■ **Stated task**
Update the lines between the one holding "Point [165, 596, 187, 610]" and the one holding "Point [139, 593, 162, 607]", inclusive, by replacing "Point" with "Marker" and leaving everything else unchanged. Return only those lines.

[start Records provided]

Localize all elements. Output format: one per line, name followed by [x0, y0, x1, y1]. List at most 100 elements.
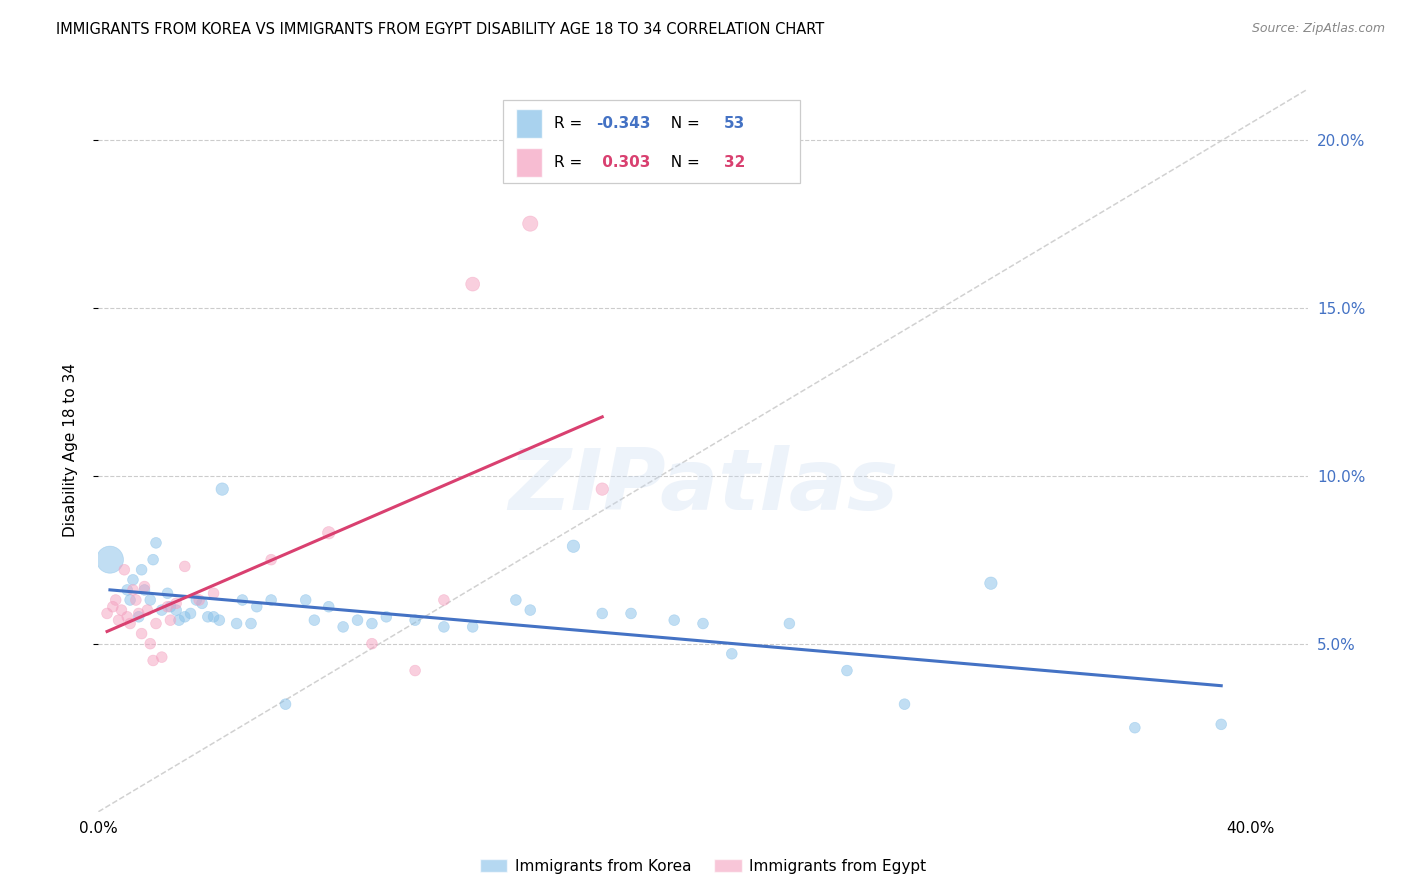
Point [165, 596, 187, 610]
Point [304, 613, 326, 627]
Point [110, 603, 132, 617]
FancyBboxPatch shape [503, 100, 800, 183]
Point [240, 616, 263, 631]
Point [150, 650, 173, 665]
Point [197, 609, 219, 624]
Point [159, 599, 181, 614]
Point [562, 539, 585, 553]
Point [375, 609, 398, 624]
Point [115, 582, 138, 597]
Point [260, 552, 283, 566]
Point [1211, 717, 1233, 731]
Point [134, 582, 156, 597]
Point [131, 626, 153, 640]
Point [211, 482, 233, 496]
Point [225, 616, 247, 631]
Point [101, 599, 124, 614]
Point [112, 563, 135, 577]
Text: N =: N = [661, 116, 704, 131]
Point [120, 616, 142, 631]
Point [122, 573, 145, 587]
Point [139, 593, 162, 607]
Point [120, 593, 142, 607]
Point [159, 613, 181, 627]
Point [188, 593, 211, 607]
Point [361, 616, 384, 631]
Point [260, 593, 283, 607]
Point [150, 603, 173, 617]
Point [620, 607, 643, 621]
Text: 32: 32 [724, 155, 745, 169]
Point [692, 616, 714, 631]
Point [433, 620, 456, 634]
Point [107, 613, 129, 627]
Point [173, 609, 195, 624]
Point [664, 613, 686, 627]
Text: R =: R = [554, 116, 588, 131]
Point [346, 613, 368, 627]
Point [131, 563, 153, 577]
Point [96, 607, 118, 621]
Point [591, 482, 613, 496]
Point [145, 616, 167, 631]
Point [404, 664, 426, 678]
Text: -0.343: -0.343 [596, 116, 651, 131]
Point [128, 609, 150, 624]
Point [134, 580, 156, 594]
Point [332, 620, 354, 634]
Point [173, 559, 195, 574]
Point [318, 525, 340, 540]
Point [156, 586, 179, 600]
Point [104, 593, 127, 607]
Point [246, 599, 269, 614]
Legend: Immigrants from Korea, Immigrants from Egypt: Immigrants from Korea, Immigrants from E… [474, 853, 932, 880]
Point [404, 613, 426, 627]
Point [835, 664, 858, 678]
Point [519, 217, 541, 231]
Point [180, 607, 202, 621]
Point [202, 609, 225, 624]
Text: Source: ZipAtlas.com: Source: ZipAtlas.com [1251, 22, 1385, 36]
Text: 53: 53 [724, 116, 745, 131]
Point [139, 637, 162, 651]
Point [433, 593, 456, 607]
Point [318, 599, 340, 614]
Point [980, 576, 1002, 591]
Point [145, 536, 167, 550]
Point [202, 586, 225, 600]
Text: ZIPatlas: ZIPatlas [508, 445, 898, 528]
Point [519, 603, 541, 617]
Point [505, 593, 527, 607]
Point [893, 697, 915, 711]
Point [136, 603, 159, 617]
Point [274, 697, 297, 711]
Point [208, 613, 231, 627]
Text: 0.303: 0.303 [596, 155, 650, 169]
Text: R =: R = [554, 155, 588, 169]
Point [156, 599, 179, 614]
Y-axis label: Disability Age 18 to 34: Disability Age 18 to 34 [63, 363, 77, 538]
Point [122, 582, 145, 597]
Point [294, 593, 316, 607]
Point [98, 552, 121, 566]
Point [361, 637, 384, 651]
Point [231, 593, 253, 607]
Point [461, 277, 484, 292]
Point [165, 603, 187, 617]
Point [778, 616, 800, 631]
Point [125, 593, 148, 607]
Point [1123, 721, 1146, 735]
Point [720, 647, 742, 661]
Point [142, 653, 165, 667]
Point [461, 620, 484, 634]
Text: IMMIGRANTS FROM KOREA VS IMMIGRANTS FROM EGYPT DISABILITY AGE 18 TO 34 CORRELATI: IMMIGRANTS FROM KOREA VS IMMIGRANTS FROM… [56, 22, 824, 37]
Point [191, 596, 214, 610]
Point [186, 593, 208, 607]
Point [115, 609, 138, 624]
Point [142, 552, 165, 566]
Text: N =: N = [661, 155, 704, 169]
Point [591, 607, 613, 621]
Point [167, 613, 190, 627]
Point [128, 607, 150, 621]
FancyBboxPatch shape [516, 148, 543, 177]
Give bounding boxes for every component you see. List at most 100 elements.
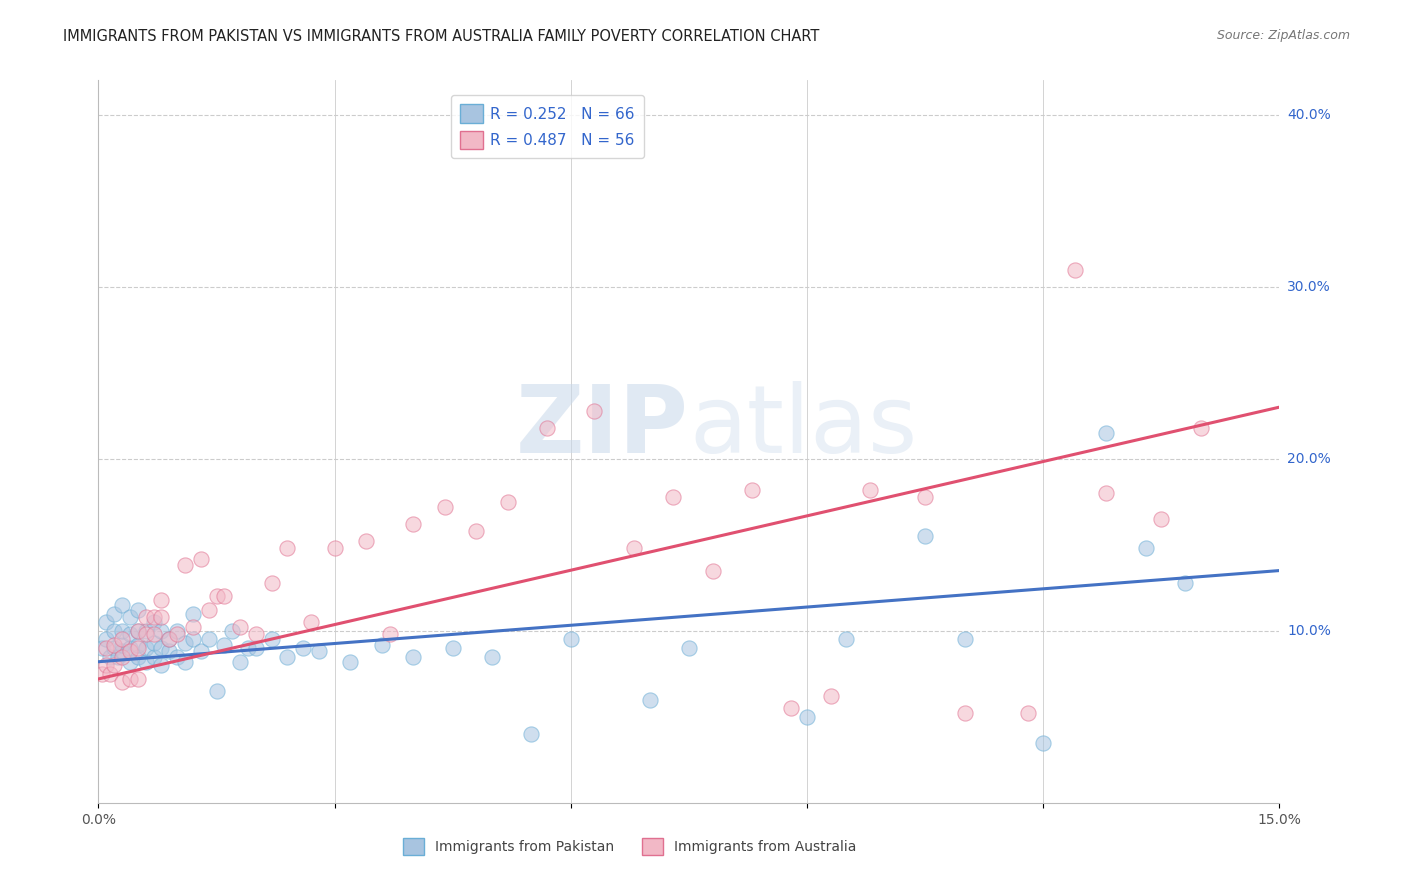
Point	[91, 666, 114, 681]
Point	[662, 490, 685, 504]
Point	[127, 649, 149, 664]
Point	[103, 640, 125, 655]
Point	[229, 620, 252, 634]
Point	[111, 649, 134, 664]
Point	[260, 632, 283, 647]
Point	[157, 644, 180, 658]
Text: IMMIGRANTS FROM PAKISTAN VS IMMIGRANTS FROM AUSTRALIA FAMILY POVERTY CORRELATION: IMMIGRANTS FROM PAKISTAN VS IMMIGRANTS F…	[63, 29, 820, 44]
Point	[127, 638, 149, 652]
Point	[1174, 575, 1197, 590]
Point	[127, 624, 149, 638]
Point	[371, 638, 394, 652]
Point	[433, 500, 456, 514]
Point	[174, 636, 197, 650]
Point	[299, 615, 322, 630]
Point	[520, 727, 543, 741]
Point	[107, 649, 129, 664]
Point	[150, 624, 173, 638]
Point	[953, 632, 976, 647]
Point	[260, 575, 283, 590]
Text: Source: ZipAtlas.com: Source: ZipAtlas.com	[1216, 29, 1350, 42]
Point	[111, 598, 134, 612]
Point	[142, 649, 165, 664]
Point	[796, 710, 818, 724]
Point	[98, 649, 121, 664]
Legend: Immigrants from Pakistan, Immigrants from Australia: Immigrants from Pakistan, Immigrants fro…	[398, 833, 862, 861]
Point	[402, 517, 425, 532]
Point	[214, 590, 236, 604]
Point	[118, 655, 141, 669]
Point	[150, 640, 173, 655]
Point	[214, 638, 236, 652]
Point	[323, 541, 346, 556]
Point	[174, 655, 197, 669]
Point	[953, 706, 976, 721]
Point	[135, 655, 157, 669]
Point	[135, 640, 157, 655]
Point	[118, 644, 141, 658]
Point	[135, 610, 157, 624]
Point	[166, 649, 188, 664]
Point	[96, 640, 118, 655]
Point	[1135, 541, 1157, 556]
Point	[1095, 486, 1118, 500]
Text: 20.0%: 20.0%	[1288, 451, 1331, 466]
Point	[157, 632, 180, 647]
Point	[197, 632, 219, 647]
Point	[174, 558, 197, 573]
Point	[111, 644, 134, 658]
Point	[181, 620, 204, 634]
Point	[181, 632, 204, 647]
Point	[820, 689, 842, 703]
Point	[190, 551, 212, 566]
Point	[118, 640, 141, 655]
Point	[1063, 262, 1085, 277]
Point	[914, 529, 936, 543]
Point	[91, 640, 114, 655]
Point	[859, 483, 882, 497]
Point	[103, 607, 125, 621]
Point	[402, 649, 425, 664]
Point	[229, 655, 252, 669]
Point	[1032, 735, 1054, 749]
Point	[465, 524, 488, 538]
Point	[276, 649, 298, 664]
Point	[441, 640, 464, 655]
Point	[181, 607, 204, 621]
Point	[111, 632, 134, 647]
Text: ZIP: ZIP	[516, 381, 689, 473]
Point	[536, 421, 558, 435]
Point	[127, 640, 149, 655]
Point	[292, 640, 315, 655]
Point	[96, 615, 118, 630]
Point	[150, 658, 173, 673]
Point	[118, 627, 141, 641]
Point	[166, 624, 188, 638]
Point	[190, 644, 212, 658]
Point	[111, 638, 134, 652]
Point	[481, 649, 503, 664]
Point	[127, 672, 149, 686]
Point	[205, 684, 228, 698]
Point	[702, 564, 724, 578]
Point	[1189, 421, 1212, 435]
Point	[1017, 706, 1039, 721]
Point	[245, 627, 267, 641]
Point	[678, 640, 700, 655]
Point	[166, 627, 188, 641]
Point	[623, 541, 645, 556]
Point	[142, 636, 165, 650]
Point	[835, 632, 858, 647]
Point	[103, 658, 125, 673]
Point	[142, 615, 165, 630]
Point	[103, 638, 125, 652]
Point	[142, 627, 165, 641]
Point	[221, 624, 243, 638]
Point	[96, 632, 118, 647]
Text: 40.0%: 40.0%	[1288, 108, 1331, 121]
Point	[127, 624, 149, 638]
Point	[583, 403, 606, 417]
Point	[245, 640, 267, 655]
Text: 10.0%: 10.0%	[1288, 624, 1331, 638]
Point	[96, 658, 118, 673]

[end Records provided]

■ **Solved problem**
Marker [165, 596, 187, 610]
Marker [304, 613, 326, 627]
Marker [110, 603, 132, 617]
FancyBboxPatch shape [503, 100, 800, 183]
Marker [240, 616, 263, 631]
Marker [150, 650, 173, 665]
Marker [197, 609, 219, 624]
Marker [159, 599, 181, 614]
Marker [562, 539, 585, 553]
Marker [375, 609, 398, 624]
Marker [115, 582, 138, 597]
Marker [260, 552, 283, 566]
Marker [1211, 717, 1233, 731]
Marker [134, 582, 156, 597]
Marker [131, 626, 153, 640]
Marker [211, 482, 233, 496]
Marker [225, 616, 247, 631]
Marker [101, 599, 124, 614]
Marker [112, 563, 135, 577]
Text: N =: N = [661, 116, 704, 131]
Marker [120, 616, 142, 631]
Marker [122, 573, 145, 587]
Marker [139, 593, 162, 607]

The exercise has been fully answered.